:: The problem ::
Copy out all of the data below with no alterations.
* Start *
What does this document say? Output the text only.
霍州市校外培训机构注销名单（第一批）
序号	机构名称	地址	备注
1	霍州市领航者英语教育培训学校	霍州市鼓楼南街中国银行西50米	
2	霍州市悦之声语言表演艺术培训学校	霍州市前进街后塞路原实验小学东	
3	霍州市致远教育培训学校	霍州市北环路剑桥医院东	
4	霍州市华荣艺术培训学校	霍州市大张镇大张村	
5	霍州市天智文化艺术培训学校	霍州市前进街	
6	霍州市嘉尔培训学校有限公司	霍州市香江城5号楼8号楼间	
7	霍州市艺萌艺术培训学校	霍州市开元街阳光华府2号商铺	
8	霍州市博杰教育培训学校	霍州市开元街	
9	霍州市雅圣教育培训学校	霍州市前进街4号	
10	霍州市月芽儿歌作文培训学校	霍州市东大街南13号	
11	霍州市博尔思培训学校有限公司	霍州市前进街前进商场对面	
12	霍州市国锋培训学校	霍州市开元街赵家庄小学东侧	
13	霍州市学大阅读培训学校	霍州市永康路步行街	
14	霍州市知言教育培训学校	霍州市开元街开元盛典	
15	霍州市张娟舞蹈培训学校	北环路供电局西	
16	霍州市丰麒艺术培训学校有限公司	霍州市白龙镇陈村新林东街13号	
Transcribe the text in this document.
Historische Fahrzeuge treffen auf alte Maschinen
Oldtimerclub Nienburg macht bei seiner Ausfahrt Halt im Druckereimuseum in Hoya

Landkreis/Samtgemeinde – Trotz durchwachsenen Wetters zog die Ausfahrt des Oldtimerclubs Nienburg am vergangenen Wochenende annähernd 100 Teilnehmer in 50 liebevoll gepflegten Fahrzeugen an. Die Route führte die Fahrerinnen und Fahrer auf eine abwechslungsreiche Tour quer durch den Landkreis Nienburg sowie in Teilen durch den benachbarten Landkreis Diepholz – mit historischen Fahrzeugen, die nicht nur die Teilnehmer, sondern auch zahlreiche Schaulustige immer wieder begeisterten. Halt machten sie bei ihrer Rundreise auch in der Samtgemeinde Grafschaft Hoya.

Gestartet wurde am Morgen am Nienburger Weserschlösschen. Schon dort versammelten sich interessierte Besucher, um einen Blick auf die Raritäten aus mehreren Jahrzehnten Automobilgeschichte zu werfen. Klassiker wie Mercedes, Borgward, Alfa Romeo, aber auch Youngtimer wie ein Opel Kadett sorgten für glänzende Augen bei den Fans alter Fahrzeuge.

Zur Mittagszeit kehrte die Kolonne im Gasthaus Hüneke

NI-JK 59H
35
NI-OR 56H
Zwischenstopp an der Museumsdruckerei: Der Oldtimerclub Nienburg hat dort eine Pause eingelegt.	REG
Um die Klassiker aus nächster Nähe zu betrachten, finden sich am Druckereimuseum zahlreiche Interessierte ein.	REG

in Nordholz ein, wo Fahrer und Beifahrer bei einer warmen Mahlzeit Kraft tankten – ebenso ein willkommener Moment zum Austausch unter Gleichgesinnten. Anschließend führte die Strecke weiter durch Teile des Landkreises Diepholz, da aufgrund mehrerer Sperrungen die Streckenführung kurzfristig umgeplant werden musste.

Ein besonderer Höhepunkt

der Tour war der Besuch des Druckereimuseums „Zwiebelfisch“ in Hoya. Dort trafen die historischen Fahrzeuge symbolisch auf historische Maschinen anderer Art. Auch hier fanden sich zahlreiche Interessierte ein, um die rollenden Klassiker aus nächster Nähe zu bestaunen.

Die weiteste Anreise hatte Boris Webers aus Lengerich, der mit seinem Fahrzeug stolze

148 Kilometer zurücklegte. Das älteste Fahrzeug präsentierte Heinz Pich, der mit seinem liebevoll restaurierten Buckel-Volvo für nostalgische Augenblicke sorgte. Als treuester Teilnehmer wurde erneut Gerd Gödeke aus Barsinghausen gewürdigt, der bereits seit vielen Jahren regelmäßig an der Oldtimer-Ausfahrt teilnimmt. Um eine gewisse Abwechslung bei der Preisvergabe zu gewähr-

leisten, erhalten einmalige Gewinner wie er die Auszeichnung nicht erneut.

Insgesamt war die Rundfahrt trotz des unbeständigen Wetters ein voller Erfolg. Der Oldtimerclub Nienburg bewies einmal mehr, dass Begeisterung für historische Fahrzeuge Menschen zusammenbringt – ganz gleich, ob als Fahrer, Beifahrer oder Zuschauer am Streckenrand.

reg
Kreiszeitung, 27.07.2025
* End *
:: Exercise response ::
What does this document say? Output the text only.
霍州市校外培训机构注销名单（第一批）
序号	机构名称	地址	备注
1	霍州市领航者英语教育培训学校	霍州市鼓楼南街中国银行西50米	
2	霍州市悦之声语言表演艺术培训学校	霍州市前进街后塞路原实验小学东	
3	霍州市致远教育培训学校	霍州市北环路剑桥医院东	
4	霍州市华荣艺术培训学校	霍州市大张镇大张村	
5	霍州市天智文化艺术培训学校	霍州市前进街	
6	霍州市嘉尔培训学校有限公司	霍州市香江城5号楼8号楼间	
7	霍州市艺萌艺术培训学校	霍州市开元街阳光华府2号商铺	
8	霍州市博杰教育培训学校	霍州市开元街	
9	霍州市雅圣教育培训学校	霍州市前进街4号	
10	霍州市月芽儿歌作文培训学校	霍州市东大街南13号	
11	霍州市博尔思培训学校有限公司	霍州市前进街前进商场对面	
12	霍州市国锋培训学校	霍州市开元街赵家庄小学东侧	
13	霍州市学大阅读培训学校	霍州市永康路步行街	
14	霍州市知言教育培训学校	霍州市开元街开元盛典	
15	霍州市张娟舞蹈培训学校	北环路供电局西	
16	霍州市丰麒艺术培训学校有限公司	霍州市白龙镇陈村新林东街13号	
Transcribe the text in this document.
Historische Fahrzeuge treffen auf alte Maschinen
Oldtimerclub Nienburg macht bei seiner Ausfahrt Halt im Druckereimuseum in Hoya

Landkreis/Samtgemeinde – Trotz durchwachsenen Wetters zog die Ausfahrt des Oldtimerclubs Nienburg am vergangenen Wochenende annähernd 100 Teilnehmer in 50 liebevoll gepflegten Fahrzeugen an. Die Route führte die Fahrerinnen und Fahrer auf eine abwechslungsreiche Tour quer durch den Landkreis Nienburg sowie in Teilen durch den benachbarten Landkreis Diepholz – mit historischen Fahrzeugen, die nicht nur die Teilnehmer, sondern auch zahlreiche Schaulustige immer wieder begeisterten. Halt machten sie bei ihrer Rundreise auch in der Samtgemeinde Grafschaft Hoya.

Gestartet wurde am Morgen am Nienburger Weserschlösschen. Schon dort versammelten sich interessierte Besucher, um einen Blick auf die Raritäten aus mehreren Jahrzehnten Automobilgeschichte zu werfen. Klassiker wie Mercedes, Borgward, Alfa Romeo, aber auch Youngtimer wie ein Opel Kadett sorgten für glänzende Augen bei den Fans alter Fahrzeuge.

Zur Mittagszeit kehrte die Kolonne im Gasthaus Hüneke

NI-JK 59H
35
NI-OR 56H
Zwischenstopp an der Museumsdruckerei: Der Oldtimerclub Nienburg hat dort eine Pause eingelegt.	REG
Um die Klassiker aus nächster Nähe zu betrachten, finden sich am Druckereimuseum zahlreiche Interessierte ein.	REG

in Nordholz ein, wo Fahrer und Beifahrer bei einer warmen Mahlzeit Kraft tankten – ebenso ein willkommener Moment zum Austausch unter Gleichgesinnten. Anschließend führte die Strecke weiter durch Teile des Landkreises Diepholz, da aufgrund mehrerer Sperrungen die Streckenführung kurzfristig umgeplant werden musste.

Ein besonderer Höhepunkt

der Tour war der Besuch des Druckereimuseums „Zwiebelfisch“ in Hoya. Dort trafen die historischen Fahrzeuge symbolisch auf historische Maschinen anderer Art. Auch hier fanden sich zahlreiche Interessierte ein, um die rollenden Klassiker aus nächster Nähe zu bestaunen.

Die weiteste Anreise hatte Boris Webers aus Lengerich, der mit seinem Fahrzeug stolze

148 Kilometer zurücklegte. Das älteste Fahrzeug präsentierte Heinz Pich, der mit seinem liebevoll restaurierten Buckel-Volvo für nostalgische Augenblicke sorgte. Als treuester Teilnehmer wurde erneut Gerd Gödeke aus Barsinghausen gewürdigt, der bereits seit vielen Jahren regelmäßig an der Oldtimer-Ausfahrt teilnimmt. Um eine gewisse Abwechslung bei der Preisvergabe zu gewähr-

leisten, erhalten einmalige Gewinner wie er die Auszeichnung nicht erneut.

Insgesamt war die Rundfahrt trotz des unbeständigen Wetters ein voller Erfolg. Der Oldtimerclub Nienburg bewies einmal mehr, dass Begeisterung für historische Fahrzeuge Menschen zusammenbringt – ganz gleich, ob als Fahrer, Beifahrer oder Zuschauer am Streckenrand.

reg
Kreiszeitung, 27.07.2025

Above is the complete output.